Supplied passage:

⟨

Green or Red Curry with Chicken article
 
Original Nong's recipe
 
Main Ingredient
Boneless Chicken cut in bite size 1 lb.
Red or Green curry paste 2 1/2 tbsp.
Cooking oil 3 tbsp.
Chef's Choice Coconut milk 2 cans.
Sliced Bamboo shoot  1 1/2 cups.
Thai eggplant 1 cup.
Kaffir lime leaves ,cut in half 7 pcs.
Salt 1/4 tsp.
Sugar 1 tsp.
Fish sauce (or as needed) 3 tbsp.
Fresh long red chilli, sliced* 1 pc.
Thai basil leaves 2 cups.
*or 1/2 bell pepper

* Serve size 3 persons
Cooking Method
  • In a pot put the oil and curry paste and stir over low heat for 2 min.  Then put in the chicken, the bamboo, eggplant, and kaffir lime leaves.  Cook over high heat for 5 min.

⟩

Information supplied:
⟨

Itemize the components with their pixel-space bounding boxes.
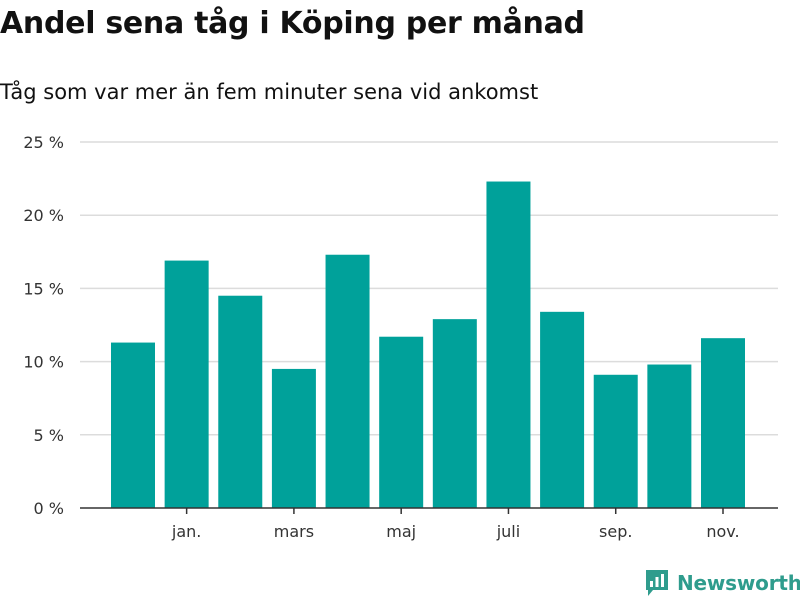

⟩

Work to do:
- 1) Answer these questions from the curry recipe, one per line:
(a) How much cooking oil does it call for?
(b) How many persons is it meant to serve?
(c) How long are the oil and curry paste stirred over low heat?
- 2) Reproduce the curry recipe word for word from "Sugar 1 tsp." up to and including "heat for 5 min.".
- 3) Based on the curry recipe, decide whether each statement holds. Answer yes or no and quote the words that decide it.
(a) The recipe uses two cans of coconut milk.
(b) After the chicken goes into the pot, it cooks over low heat for 5 minutes.
(c) The kaffir lime leaves are cut in half.

Final answers:
- 1)
(a) 3 tbsp.
(b) 3 persons
(c) 2 min.

- 2)
Sugar 1 tsp.
Fish sauce (or as needed) 3 tbsp.
Fresh long red chilli, sliced* 1 pc.
Thai basil leaves 2 cups.
*or 1/2 bell pepper

* Serve size 3 persons
Cooking Method
  • In a pot put the oil and curry paste and stir over low heat for 2 min.  Then put in the chicken, the bamboo, eggplant, and kaffir lime leaves.  Cook over high heat for 5 min.

- 3)
(a) Yes: "Chef's Choice Coconut milk 2 cans."
(b) No: "Cook over high heat for 5 min."
(c) Yes: "Kaffir lime leaves ,cut in half 7 pcs."